:: Records from a data collection ::
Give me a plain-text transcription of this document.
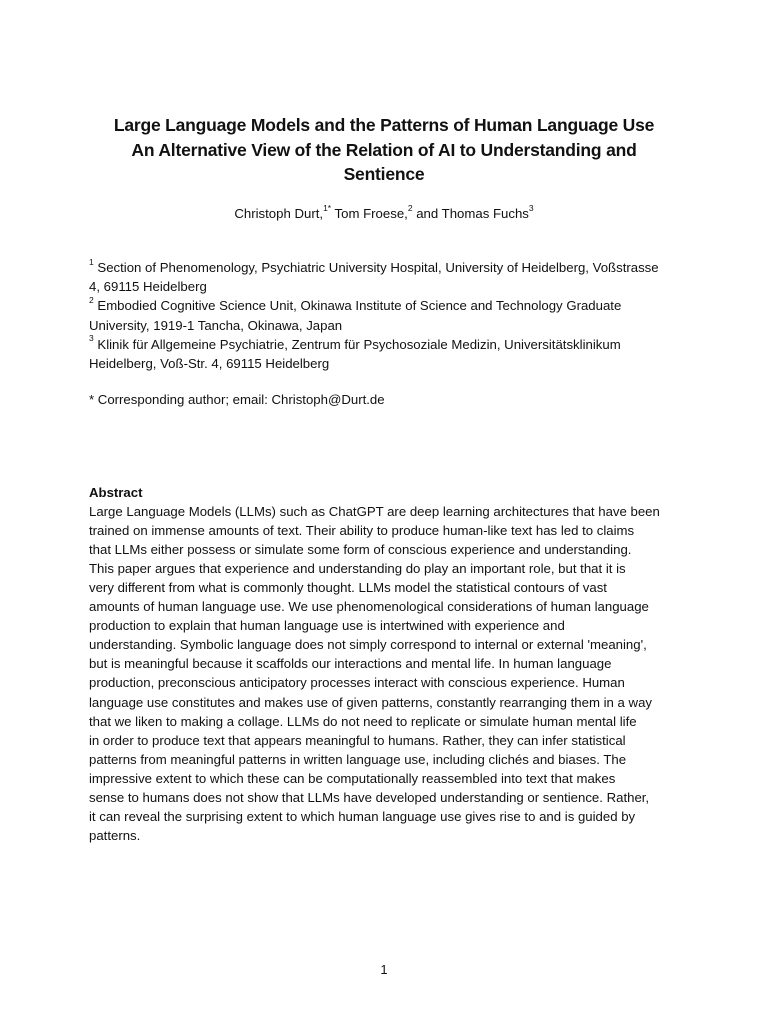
Large Language Models and the Patterns of Human Language Use
An Alternative View of the Relation of AI to Understanding and
Sentience
Christoph Durt,$^{1*}$ Tom Froese,$^2$ and Thomas Fuchs$^3$
$^1$ Section of Phenomenology, Psychiatric University Hospital, University of Heidelberg, Voßstrasse
4, 69115 Heidelberg
$^2$ Embodied Cognitive Science Unit, Okinawa Institute of Science and Technology Graduate
University, 1919-1 Tancha, Okinawa, Japan
$^3$ Klinik für Allgemeine Psychiatrie, Zentrum für Psychosoziale Medizin, Universitätsklinikum
Heidelberg, Voß-Str. 4, 69115 Heidelberg
* Corresponding author; email: Christoph@Durt.de
Abstract
Large Language Models (LLMs) such as ChatGPT are deep learning architectures that have been
trained on immense amounts of text. Their ability to produce human-like text has led to claims
that LLMs either possess or simulate some form of conscious experience and understanding.
This paper argues that experience and understanding do play an important role, but that it is
very different from what is commonly thought. LLMs model the statistical contours of vast
amounts of human language use. We use phenomenological considerations of human language
production to explain that human language use is intertwined with experience and
understanding. Symbolic language does not simply correspond to internal or external 'meaning',
but is meaningful because it scaffolds our interactions and mental life. In human language
production, preconscious anticipatory processes interact with conscious experience. Human
language use constitutes and makes use of given patterns, constantly rearranging them in a way
that we liken to making a collage. LLMs do not need to replicate or simulate human mental life
in order to produce text that appears meaningful to humans. Rather, they can infer statistical
patterns from meaningful patterns in written language use, including clichés and biases. The
impressive extent to which these can be computationally reassembled into text that makes
sense to humans does not show that LLMs have developed understanding or sentience. Rather,
it can reveal the surprising extent to which human language use gives rise to and is guided by
patterns.
1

:: WRITTEN INSTRUCTION ::
Locate all lines in the listing above with the word "statistical" and copy them.

:: SOLVED EXERCISE ::
very different from what is commonly thought. LLMs model the statistical contours of vast
in order to produce text that appears meaningful to humans. Rather, they can infer statistical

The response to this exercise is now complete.